Copy every line of the listing below word for word, leaving out the picture lines.

[Layout element annotations]
━━━
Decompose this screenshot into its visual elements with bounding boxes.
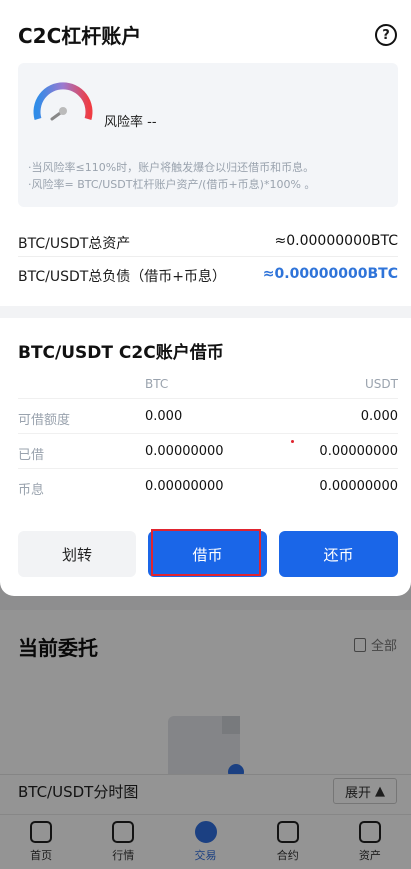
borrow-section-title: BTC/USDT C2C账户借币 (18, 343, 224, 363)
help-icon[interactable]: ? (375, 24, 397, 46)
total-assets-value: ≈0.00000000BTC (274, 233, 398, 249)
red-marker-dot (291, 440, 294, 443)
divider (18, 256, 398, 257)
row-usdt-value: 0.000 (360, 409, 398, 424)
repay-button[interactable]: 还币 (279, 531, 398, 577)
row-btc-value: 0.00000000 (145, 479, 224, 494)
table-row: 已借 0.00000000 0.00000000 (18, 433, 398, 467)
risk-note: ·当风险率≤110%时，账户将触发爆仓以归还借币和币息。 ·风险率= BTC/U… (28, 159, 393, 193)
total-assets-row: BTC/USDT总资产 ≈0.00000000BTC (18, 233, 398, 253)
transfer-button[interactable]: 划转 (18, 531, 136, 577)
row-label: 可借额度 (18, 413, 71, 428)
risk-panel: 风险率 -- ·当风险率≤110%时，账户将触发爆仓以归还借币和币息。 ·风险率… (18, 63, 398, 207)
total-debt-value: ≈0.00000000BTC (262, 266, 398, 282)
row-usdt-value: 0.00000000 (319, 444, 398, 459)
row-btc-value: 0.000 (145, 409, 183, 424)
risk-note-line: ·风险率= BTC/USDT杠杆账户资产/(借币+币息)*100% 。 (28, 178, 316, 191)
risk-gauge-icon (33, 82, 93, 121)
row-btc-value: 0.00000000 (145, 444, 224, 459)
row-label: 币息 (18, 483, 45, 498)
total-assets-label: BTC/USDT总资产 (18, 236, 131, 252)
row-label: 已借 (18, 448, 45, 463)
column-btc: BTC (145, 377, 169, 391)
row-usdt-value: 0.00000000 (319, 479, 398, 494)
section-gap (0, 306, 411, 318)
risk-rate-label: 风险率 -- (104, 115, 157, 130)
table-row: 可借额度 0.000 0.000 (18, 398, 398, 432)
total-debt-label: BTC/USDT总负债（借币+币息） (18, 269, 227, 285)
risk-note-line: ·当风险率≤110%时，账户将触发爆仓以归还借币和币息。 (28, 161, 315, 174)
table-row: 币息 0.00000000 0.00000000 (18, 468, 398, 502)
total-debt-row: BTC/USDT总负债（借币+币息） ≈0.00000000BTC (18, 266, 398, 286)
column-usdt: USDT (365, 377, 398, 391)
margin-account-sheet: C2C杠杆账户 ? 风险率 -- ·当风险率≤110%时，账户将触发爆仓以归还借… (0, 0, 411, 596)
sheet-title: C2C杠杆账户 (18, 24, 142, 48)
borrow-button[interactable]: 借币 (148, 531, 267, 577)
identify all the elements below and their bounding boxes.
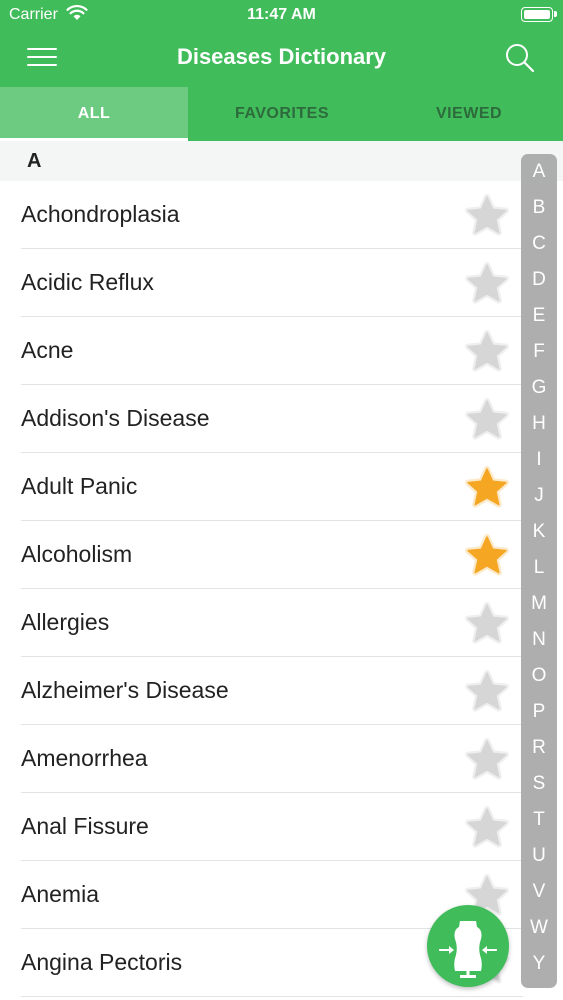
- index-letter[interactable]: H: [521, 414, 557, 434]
━━━
• **ANSWER FOR THIS EXERCISE**
Decompose this screenshot into its visual elements with bounding boxes.
borrow-section-title: BTC/USDT C2C账户借币 (18, 343, 224, 363)
help-icon[interactable]: ? (375, 24, 397, 46)
total-assets-value: ≈0.00000000BTC (274, 233, 398, 249)
red-marker-dot (291, 440, 294, 443)
divider (18, 256, 398, 257)
row-usdt-value: 0.000 (360, 409, 398, 424)
repay-button[interactable]: 还币 (279, 531, 398, 577)
row-btc-value: 0.00000000 (145, 479, 224, 494)
table-row: 已借 0.00000000 0.00000000 (18, 433, 398, 467)
risk-note: ·当风险率≤110%时，账户将触发爆仓以归还借币和币息。 ·风险率= BTC/U… (28, 159, 393, 193)
total-assets-row: BTC/USDT总资产 ≈0.00000000BTC (18, 233, 398, 253)
transfer-button[interactable]: 划转 (18, 531, 136, 577)
row-label: 可借额度 (18, 413, 71, 428)
risk-panel: 风险率 -- ·当风险率≤110%时，账户将触发爆仓以归还借币和币息。 ·风险率… (18, 63, 398, 207)
total-debt-value: ≈0.00000000BTC (262, 266, 398, 282)
row-usdt-value: 0.00000000 (319, 444, 398, 459)
row-btc-value: 0.000 (145, 409, 183, 424)
risk-note-line: ·风险率= BTC/USDT杠杆账户资产/(借币+币息)*100% 。 (28, 178, 316, 191)
risk-gauge-icon (33, 82, 93, 121)
row-btc-value: 0.00000000 (145, 444, 224, 459)
row-label: 币息 (18, 483, 45, 498)
total-assets-label: BTC/USDT总资产 (18, 236, 131, 252)
row-label: 已借 (18, 448, 45, 463)
column-btc: BTC (145, 377, 169, 391)
row-usdt-value: 0.00000000 (319, 479, 398, 494)
section-gap (0, 306, 411, 318)
risk-rate-label: 风险率 -- (104, 115, 157, 130)
table-row: 可借额度 0.000 0.000 (18, 398, 398, 432)
total-debt-label: BTC/USDT总负债（借币+币息） (18, 269, 227, 285)
risk-note-line: ·当风险率≤110%时，账户将触发爆仓以归还借币和币息。 (28, 161, 315, 174)
table-row: 币息 0.00000000 0.00000000 (18, 468, 398, 502)
total-debt-row: BTC/USDT总负债（借币+币息） ≈0.00000000BTC (18, 266, 398, 286)
column-usdt: USDT (365, 377, 398, 391)
margin-account-sheet: C2C杠杆账户 ? 风险率 -- ·当风险率≤110%时，账户将触发爆仓以归还借… (0, 0, 411, 596)
sheet-title: C2C杠杆账户 (18, 24, 142, 48)
borrow-button[interactable]: 借币 (148, 531, 267, 577)
identify all the elements below and their bounding boxes.
- index-letter[interactable]: H: [521, 414, 557, 434]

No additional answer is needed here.